* _The exercise_
Go through the entries one line at a time, and gather every line that has the word "оценка".
▬▬▬▬▬▬
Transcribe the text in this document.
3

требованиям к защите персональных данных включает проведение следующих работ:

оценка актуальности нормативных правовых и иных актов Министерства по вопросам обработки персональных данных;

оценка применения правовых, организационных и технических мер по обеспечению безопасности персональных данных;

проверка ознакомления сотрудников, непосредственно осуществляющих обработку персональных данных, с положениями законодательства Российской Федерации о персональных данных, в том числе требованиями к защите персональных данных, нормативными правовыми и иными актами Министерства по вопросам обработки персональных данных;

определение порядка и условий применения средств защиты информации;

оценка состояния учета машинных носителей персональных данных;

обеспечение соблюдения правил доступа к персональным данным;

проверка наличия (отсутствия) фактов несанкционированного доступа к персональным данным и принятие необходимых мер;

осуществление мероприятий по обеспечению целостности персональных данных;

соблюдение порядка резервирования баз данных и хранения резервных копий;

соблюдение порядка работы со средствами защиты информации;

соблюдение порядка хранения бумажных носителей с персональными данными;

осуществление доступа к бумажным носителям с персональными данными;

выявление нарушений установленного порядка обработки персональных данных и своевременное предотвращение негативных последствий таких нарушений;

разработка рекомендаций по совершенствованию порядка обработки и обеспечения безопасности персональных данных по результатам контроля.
▬▬▬▬▬▬
* _Solution_
оценка актуальности нормативных правовых и иных актов Министерства по вопросам обработки персональных данных;
оценка применения правовых, организационных и технических мер по обеспечению безопасности персональных данных;
оценка состояния учета машинных носителей персональных данных;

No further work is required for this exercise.